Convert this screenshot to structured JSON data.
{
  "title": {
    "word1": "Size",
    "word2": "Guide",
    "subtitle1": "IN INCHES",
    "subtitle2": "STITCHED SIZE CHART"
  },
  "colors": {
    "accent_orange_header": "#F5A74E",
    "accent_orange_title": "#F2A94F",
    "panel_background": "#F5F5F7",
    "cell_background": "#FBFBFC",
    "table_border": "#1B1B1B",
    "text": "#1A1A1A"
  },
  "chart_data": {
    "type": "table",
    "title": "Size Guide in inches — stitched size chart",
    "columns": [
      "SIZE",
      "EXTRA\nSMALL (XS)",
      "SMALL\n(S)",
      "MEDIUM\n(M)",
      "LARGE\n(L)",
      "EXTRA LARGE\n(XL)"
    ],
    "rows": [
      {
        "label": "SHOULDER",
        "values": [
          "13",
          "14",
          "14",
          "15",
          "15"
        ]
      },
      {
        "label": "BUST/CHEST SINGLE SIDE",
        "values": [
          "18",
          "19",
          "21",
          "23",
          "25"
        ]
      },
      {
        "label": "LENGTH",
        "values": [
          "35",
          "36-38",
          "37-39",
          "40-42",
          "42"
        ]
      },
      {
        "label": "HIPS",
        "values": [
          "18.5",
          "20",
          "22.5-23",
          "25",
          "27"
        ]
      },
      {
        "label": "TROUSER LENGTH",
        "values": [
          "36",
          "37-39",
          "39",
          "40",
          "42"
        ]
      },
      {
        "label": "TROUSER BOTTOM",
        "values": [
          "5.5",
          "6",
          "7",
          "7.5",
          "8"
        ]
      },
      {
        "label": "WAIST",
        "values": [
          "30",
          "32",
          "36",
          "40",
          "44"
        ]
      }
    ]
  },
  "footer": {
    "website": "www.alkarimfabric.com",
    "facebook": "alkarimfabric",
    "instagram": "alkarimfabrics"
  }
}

━━━━━━

PROBLEM TO WORK ON: Set every line of the listing down word for word.

RESULT BELOW:
Convert this screenshot to structured JSON data.
{
  "title": {
    "word1": "Size",
    "word2": "Guide",
    "subtitle1": "IN INCHES",
    "subtitle2": "STITCHED SIZE CHART"
  },
  "colors": {
    "accent_orange_header": "#F5A74E",
    "accent_orange_title": "#F2A94F",
    "panel_background": "#F5F5F7",
    "cell_background": "#FBFBFC",
    "table_border": "#1B1B1B",
    "text": "#1A1A1A"
  },
  "chart_data": {
    "type": "table",
    "title": "Size Guide in inches — stitched size chart",
    "columns": [
      "SIZE",
      "EXTRA\nSMALL (XS)",
      "SMALL\n(S)",
      "MEDIUM\n(M)",
      "LARGE\n(L)",
      "EXTRA LARGE\n(XL)"
    ],
    "rows": [
      {
        "label": "SHOULDER",
        "values": [
          "13",
          "14",
          "14",
          "15",
          "15"
        ]
      },
      {
        "label": "BUST/CHEST SINGLE SIDE",
        "values": [
          "18",
          "19",
          "21",
          "23",
          "25"
        ]
      },
      {
        "label": "LENGTH",
        "values": [
          "35",
          "36-38",
          "37-39",
          "40-42",
          "42"
        ]
      },
      {
        "label": "HIPS",
        "values": [
          "18.5",
          "20",
          "22.5-23",
          "25",
          "27"
        ]
      },
      {
        "label": "TROUSER LENGTH",
        "values": [
          "36",
          "37-39",
          "39",
          "40",
          "42"
        ]
      },
      {
        "label": "TROUSER BOTTOM",
        "values": [
          "5.5",
          "6",
          "7",
          "7.5",
          "8"
        ]
      },
      {
        "label": "WAIST",
        "values": [
          "30",
          "32",
          "36",
          "40",
          "44"
        ]
      }
    ]
  },
  "footer": {
    "website": "www.alkarimfabric.com",
    "facebook": "alkarimfabric",
    "instagram": "alkarimfabrics"
  }
}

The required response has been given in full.